I ended up deciding on the Stable Audio deep house track for my first track because it seemed to best match my expectations of emotive, intense, while also calming and not sounding too elaborate.

My Second Track
Description:

For my second track, I ended up deciding to go with another deep house song that I generated on Suno.

Visualising the AI Song Contest


This is the bad visualisation of the AI Song Contest we used in our first lab session, this time in a dashboard.

Visualising the AI Song Contest 2


To improve and build upon the first visualization, I sought to formulate a story by improving the look of the visualization, making it more readable. I went about doing this by:

  1. Removing elements like geom_rug() that did not add much value
  2. Adjusting labels, font sizes, and layout to improve clarity
  3. Adding trend lines or facets for better pattern recognition, enhancing comparisons
  4. Using the size and color variables in a meaningful way

This updated version:

✅ Clearly shows tempo vs. arousal trends
✅ Uses color and size effectively
✅ Highlights overall trends with a dashed trend line
✅ Has a clean and readable layout

compmus2025 corpus

Chromogram for my 2 songs


I modified the template code by:

  1. Changing the norm parameter, which affects how the chroma features are normalized: I chose the manhattan norm to retain musical structure
  2. Changing the theme and color scales: For personalization and variation on the visual clarity, I used the rocket coolor scale and the light theme option

A side-by-side analysis of the chromograms of my two tracks reveals the distribution of the 12 musical pitch classes of each song. A chromagram represents pitch class content regardless of octave, making it useful for identifying harmonic structure and key. Track 1 shows relatively high instances of the F#, F, and E pitch classes, with lower instances of the C class. Track 2 shoqws common occurrence of the A#, F#, D#, and C# pitch classes. The first track seems more consistent in terms of chroma distribution across time, as it is a deep house song with a consistent build up, while track 2 has more irregular fluctuations, possibly indicating more dynamic harmonic shifts or different instrumentation, as the track is more upbeat, joyful, and playful.

* **Provided records**
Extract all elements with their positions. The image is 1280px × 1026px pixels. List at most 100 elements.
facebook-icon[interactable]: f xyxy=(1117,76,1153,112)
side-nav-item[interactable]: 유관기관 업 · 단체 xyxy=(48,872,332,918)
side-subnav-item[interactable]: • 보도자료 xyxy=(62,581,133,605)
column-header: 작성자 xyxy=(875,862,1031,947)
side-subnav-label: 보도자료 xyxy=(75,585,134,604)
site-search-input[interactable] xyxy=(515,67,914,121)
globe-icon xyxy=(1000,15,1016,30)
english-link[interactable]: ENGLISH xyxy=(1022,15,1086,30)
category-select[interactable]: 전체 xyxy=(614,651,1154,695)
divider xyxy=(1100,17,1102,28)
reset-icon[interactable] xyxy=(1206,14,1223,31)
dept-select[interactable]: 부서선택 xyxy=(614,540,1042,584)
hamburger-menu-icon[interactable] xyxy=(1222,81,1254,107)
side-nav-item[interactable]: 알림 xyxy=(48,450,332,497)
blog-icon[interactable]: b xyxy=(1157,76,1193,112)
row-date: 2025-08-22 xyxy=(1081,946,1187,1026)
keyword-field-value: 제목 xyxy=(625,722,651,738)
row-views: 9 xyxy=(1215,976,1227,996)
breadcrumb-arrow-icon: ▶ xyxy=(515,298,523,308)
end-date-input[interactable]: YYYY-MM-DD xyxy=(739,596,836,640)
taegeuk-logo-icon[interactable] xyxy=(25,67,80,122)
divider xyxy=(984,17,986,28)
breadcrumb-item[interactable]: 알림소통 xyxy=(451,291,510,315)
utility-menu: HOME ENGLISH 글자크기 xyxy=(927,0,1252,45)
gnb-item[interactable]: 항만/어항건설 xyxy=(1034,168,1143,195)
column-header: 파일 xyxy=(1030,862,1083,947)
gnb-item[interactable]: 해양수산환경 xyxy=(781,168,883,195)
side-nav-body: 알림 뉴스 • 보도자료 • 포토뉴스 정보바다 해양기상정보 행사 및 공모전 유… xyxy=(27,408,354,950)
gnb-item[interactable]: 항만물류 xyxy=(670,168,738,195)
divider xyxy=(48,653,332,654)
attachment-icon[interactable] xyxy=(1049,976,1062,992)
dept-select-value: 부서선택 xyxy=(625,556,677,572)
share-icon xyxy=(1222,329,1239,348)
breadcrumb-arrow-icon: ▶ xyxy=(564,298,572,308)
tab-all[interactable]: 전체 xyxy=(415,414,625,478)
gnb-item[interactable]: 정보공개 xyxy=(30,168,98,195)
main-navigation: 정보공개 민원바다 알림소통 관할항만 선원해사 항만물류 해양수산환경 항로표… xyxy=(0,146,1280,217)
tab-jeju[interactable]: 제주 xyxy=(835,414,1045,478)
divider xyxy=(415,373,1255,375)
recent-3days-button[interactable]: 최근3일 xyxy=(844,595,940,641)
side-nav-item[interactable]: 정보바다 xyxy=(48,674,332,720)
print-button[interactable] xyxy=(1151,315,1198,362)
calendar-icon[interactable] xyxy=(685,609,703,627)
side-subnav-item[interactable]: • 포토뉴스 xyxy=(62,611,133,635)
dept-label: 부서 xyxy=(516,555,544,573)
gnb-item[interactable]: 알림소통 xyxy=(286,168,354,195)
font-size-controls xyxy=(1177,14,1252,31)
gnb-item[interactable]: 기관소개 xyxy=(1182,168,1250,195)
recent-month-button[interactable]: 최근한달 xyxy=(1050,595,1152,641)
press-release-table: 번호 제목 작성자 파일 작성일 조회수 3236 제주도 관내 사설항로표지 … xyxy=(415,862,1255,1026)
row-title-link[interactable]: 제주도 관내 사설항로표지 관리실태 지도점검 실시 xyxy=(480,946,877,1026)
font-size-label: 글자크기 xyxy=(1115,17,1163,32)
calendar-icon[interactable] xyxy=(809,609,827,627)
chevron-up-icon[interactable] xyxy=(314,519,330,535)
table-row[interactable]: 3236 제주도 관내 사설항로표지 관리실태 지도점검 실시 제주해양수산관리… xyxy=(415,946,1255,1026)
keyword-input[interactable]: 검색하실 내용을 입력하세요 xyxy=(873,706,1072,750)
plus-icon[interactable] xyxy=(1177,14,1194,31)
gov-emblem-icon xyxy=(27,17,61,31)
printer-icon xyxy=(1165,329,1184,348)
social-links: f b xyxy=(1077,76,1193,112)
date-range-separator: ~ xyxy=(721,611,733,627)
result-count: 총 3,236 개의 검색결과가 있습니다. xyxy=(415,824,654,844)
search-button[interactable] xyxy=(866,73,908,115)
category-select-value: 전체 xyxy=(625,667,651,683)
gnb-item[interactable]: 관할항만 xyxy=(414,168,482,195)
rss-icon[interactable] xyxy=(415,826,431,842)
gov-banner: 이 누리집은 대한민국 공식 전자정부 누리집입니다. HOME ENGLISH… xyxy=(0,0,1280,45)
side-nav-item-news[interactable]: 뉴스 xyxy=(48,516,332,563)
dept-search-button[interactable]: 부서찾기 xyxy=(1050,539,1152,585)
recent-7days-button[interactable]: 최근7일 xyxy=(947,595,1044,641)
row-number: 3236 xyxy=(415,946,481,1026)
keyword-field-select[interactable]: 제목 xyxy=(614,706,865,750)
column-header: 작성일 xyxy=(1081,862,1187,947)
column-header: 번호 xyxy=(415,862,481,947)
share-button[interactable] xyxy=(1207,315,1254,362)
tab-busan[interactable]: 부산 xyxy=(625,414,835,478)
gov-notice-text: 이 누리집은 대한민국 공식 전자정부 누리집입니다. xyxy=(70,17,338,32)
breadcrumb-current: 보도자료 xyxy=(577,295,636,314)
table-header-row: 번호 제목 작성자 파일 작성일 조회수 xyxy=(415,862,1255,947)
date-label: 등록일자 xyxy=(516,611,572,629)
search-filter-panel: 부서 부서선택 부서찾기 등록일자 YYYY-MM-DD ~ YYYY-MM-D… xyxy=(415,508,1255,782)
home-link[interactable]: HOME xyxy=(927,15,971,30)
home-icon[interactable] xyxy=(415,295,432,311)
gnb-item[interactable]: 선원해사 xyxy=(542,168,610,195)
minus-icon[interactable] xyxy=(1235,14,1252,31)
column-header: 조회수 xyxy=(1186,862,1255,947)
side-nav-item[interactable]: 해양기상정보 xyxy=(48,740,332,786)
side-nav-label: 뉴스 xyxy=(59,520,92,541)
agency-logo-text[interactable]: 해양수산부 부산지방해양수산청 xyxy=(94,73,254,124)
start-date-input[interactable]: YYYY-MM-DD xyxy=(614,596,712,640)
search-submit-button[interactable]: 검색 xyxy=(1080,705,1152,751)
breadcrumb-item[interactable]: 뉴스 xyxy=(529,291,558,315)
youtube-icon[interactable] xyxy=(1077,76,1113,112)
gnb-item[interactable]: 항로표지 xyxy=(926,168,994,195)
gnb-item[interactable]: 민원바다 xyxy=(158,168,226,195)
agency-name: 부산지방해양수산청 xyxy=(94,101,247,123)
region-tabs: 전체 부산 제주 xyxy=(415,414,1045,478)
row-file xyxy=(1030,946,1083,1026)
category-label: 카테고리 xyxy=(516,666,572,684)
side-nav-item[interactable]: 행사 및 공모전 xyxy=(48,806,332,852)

* **Instruction**
Please answer these about the AI song write-up:
(a) On which platform was the second track generated?
(b) Which norm was chosen when modifying the chromagram template code?
(c) What kind of line highlights overall trends in the updated visualization?

* **Answer below**
(a) Suno
(b) The manhattan norm
(c) A dashed trend line